=== Work to complete ===
- a) In the business ethics excerpt, how are ethical standards described?
- b) Rewrite the business ethics excerpt from "However, at most" to "to Managerial Dilemmas.", putting "Management Dilemmas" wherever "Managerial Dilemmas" appears.

=== Source excerpt ===
* * *

Many social scientists felt that the deregulation of business would encourage the business to reverse back to its orthodox objective of profit maximization by whatever means including practising unethical conduct. But sooner or the later, a number of incidents around the world proved that businesses should carry out their operations ethically for the sake of basic survival. 

Ethics is a “consideration and application of frameworks, values and principles for developing moral awareness and guiding behaviour and action”. Commonly, ethics is also referred to as “moral, good, right, just and honest. Ethical standards are referred to as the principles or ideals of human conduct.” Thus, ethics implies good character and morality and refers to generally accepted human character and behaviour considered as a desirable by contemporary society.

The nature and concept of Ethics, we can say that Business Ethics is nothing but the application of Ethics in business. Business Ethics proves that businesses can be, and have been, ethical and still make profits. Business Ethics was thought of as being a contradiction of terms. Thankfully, not any more. Today, more and more interest is being given to the application of ethical practices in business dealings and the ethical implications of business.

Human beings have been endowed with the freedom of choice and the means of free will. He can distinguish between good and evil, right and wrong, just and proper. He can distinguish between the end he wishes to pursue and the means to gain that end.

Now, what is true for human beings is also true for business, because business are carried on by human beings only, and business organisations are nothing but formal structures for human beings to carry on their businesses. Moreover, businesses are thought of as being living, growing entities. Thus, businesses also have choices-a choice to maximise their profits and a choice to do good for the society in which they live and operate.

However, at most times, profit maximisation and discharging of social responsibilities at the maximum limit, cannot be carried on simultaneously. One is bound to affect the other. For example, Concern for Task (Productivity) and Concern for Human Beings (workers) are bound to pull each other in opposite directions. It is difficult, if not impossible, to maximise both together.

A conflict arises in trying to achieve both simultaneously. Hence, many managerial choices represent Managerial Dilemmas, between the profit consideration (commercial concern) and the social consideration (welfare concern) of the organisation. Many managerial decisions have ethical implications and these decisions give rise to Managerial Dilemmas.

For example, ruining occupations of age-old inhabitants in a particular locality and their ethical way of life, by using advanced technology, is an ethical dilemma. Technological advancements have to come, have to be used; however, what to do with the people whose life and earnings are affected by the utilisation of advanced technology, is a question which is difficult to answer.

Recently an award-winning regional language file of India, depicted the plight of an aged boatman whose occupation was to transport people and goods across the local river, as there was no bridge over the river. However, his occupation gets threatened when a bridge is built over the river.

This does not mean that technology advancement must not be utilised or that modern methods should not be welcomed. Certainly, they should. Science and technology should, by all means, be used to uplift and make better the lives of human beings all over the world, and specially in such backward regions as this boatman lived.

* * *

[Annotated element entries]
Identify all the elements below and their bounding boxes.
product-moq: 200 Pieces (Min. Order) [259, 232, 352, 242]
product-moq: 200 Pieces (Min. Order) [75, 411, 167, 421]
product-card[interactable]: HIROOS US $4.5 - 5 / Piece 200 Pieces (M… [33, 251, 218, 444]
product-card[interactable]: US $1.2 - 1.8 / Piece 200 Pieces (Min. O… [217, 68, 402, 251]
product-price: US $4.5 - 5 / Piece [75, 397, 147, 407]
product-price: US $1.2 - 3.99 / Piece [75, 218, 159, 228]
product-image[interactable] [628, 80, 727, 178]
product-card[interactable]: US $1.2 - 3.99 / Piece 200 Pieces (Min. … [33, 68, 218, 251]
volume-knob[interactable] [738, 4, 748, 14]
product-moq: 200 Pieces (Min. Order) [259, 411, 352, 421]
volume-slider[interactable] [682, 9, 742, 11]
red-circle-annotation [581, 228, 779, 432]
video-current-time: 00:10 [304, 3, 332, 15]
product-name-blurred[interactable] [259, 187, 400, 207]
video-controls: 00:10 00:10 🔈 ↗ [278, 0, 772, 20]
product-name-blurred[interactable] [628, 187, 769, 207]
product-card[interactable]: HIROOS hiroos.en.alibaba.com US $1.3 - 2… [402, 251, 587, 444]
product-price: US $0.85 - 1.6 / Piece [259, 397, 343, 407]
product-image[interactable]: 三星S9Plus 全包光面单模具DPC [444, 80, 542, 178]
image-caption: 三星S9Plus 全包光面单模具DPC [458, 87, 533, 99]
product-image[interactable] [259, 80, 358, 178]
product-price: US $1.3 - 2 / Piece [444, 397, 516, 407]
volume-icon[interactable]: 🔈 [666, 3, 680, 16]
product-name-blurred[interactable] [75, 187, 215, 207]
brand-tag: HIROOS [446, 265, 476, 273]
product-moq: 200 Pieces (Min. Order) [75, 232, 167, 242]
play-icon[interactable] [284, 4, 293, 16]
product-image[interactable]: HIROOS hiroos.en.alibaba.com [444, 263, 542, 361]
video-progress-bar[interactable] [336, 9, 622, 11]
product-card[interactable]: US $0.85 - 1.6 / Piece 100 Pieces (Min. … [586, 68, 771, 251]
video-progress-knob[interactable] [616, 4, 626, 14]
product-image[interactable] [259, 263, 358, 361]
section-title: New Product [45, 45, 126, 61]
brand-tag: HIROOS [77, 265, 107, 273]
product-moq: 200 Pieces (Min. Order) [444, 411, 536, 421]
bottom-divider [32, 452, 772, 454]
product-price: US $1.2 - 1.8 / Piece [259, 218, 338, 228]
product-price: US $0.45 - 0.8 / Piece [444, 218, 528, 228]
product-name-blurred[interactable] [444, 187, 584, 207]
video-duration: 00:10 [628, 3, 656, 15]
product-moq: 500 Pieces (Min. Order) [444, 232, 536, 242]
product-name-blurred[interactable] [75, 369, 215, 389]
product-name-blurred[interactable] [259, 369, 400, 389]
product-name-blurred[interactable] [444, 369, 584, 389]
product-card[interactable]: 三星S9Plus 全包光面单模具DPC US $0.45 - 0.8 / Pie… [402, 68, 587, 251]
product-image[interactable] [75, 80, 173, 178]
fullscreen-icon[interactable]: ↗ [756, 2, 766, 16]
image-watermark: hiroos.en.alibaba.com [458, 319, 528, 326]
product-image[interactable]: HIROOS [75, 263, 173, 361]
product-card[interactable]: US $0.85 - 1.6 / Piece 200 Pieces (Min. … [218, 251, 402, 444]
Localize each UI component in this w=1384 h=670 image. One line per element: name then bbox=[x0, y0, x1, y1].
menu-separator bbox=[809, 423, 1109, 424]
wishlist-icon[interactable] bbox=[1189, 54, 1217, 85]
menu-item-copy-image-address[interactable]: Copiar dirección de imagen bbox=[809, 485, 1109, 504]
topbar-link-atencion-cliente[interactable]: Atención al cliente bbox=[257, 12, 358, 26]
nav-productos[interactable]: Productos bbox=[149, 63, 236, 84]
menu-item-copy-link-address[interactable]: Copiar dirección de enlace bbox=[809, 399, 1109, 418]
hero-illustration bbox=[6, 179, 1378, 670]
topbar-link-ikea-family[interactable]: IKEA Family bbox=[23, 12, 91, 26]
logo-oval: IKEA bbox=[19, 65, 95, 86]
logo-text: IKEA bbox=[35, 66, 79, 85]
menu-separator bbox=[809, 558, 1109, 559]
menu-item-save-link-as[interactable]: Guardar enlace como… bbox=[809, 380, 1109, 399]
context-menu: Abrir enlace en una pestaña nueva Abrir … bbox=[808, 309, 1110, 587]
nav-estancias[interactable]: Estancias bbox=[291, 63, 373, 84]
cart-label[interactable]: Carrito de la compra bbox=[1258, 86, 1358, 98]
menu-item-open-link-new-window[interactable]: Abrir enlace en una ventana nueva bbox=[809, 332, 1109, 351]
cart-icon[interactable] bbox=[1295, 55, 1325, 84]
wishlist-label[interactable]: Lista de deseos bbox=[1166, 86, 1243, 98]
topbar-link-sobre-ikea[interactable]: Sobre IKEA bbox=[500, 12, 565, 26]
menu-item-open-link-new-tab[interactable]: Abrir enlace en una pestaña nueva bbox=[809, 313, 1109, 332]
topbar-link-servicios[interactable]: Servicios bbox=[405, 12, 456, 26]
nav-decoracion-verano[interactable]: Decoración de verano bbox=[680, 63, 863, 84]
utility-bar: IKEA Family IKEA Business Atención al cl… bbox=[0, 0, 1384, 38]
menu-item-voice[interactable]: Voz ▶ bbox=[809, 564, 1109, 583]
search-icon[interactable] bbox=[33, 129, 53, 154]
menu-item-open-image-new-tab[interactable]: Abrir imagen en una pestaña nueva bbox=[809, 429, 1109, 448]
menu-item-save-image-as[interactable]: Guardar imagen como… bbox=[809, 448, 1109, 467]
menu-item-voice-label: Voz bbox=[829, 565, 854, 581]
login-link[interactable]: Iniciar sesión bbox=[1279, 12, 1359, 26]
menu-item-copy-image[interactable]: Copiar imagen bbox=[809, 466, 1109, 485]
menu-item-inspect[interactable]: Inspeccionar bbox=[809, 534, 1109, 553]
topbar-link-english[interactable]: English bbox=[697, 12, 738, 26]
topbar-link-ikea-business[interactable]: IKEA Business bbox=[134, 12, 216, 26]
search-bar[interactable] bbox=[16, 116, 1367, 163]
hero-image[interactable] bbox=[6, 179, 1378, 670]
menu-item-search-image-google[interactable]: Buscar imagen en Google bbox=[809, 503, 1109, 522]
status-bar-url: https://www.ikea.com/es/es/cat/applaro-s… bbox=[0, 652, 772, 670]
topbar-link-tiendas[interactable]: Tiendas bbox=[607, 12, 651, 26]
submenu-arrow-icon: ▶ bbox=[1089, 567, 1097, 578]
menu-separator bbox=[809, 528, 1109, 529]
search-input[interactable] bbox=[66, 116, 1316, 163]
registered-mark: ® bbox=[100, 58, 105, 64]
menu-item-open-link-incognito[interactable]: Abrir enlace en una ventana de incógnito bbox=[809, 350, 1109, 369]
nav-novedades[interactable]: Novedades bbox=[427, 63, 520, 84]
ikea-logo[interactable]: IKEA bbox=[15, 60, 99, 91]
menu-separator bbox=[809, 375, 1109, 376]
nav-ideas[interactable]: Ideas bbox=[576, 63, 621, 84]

* * *

=== Exercise solutions ===
- a) They are the principles or ideals of human conduct.

- b)
However, at most times, profit maximisation and discharging of social responsibilities at the maximum limit, cannot be carried on simultaneously. One is bound to affect the other. For example, Concern for Task (Productivity) and Concern for Human Beings (workers) are bound to pull each other in opposite directions. It is difficult, if not impossible, to maximise both together.

A conflict arises in trying to achieve both simultaneously. Hence, many managerial choices represent Management Dilemmas, between the profit consideration (commercial concern) and the social consideration (welfare concern) of the organisation. Many managerial decisions have ethical implications and these decisions give rise to Management Dilemmas.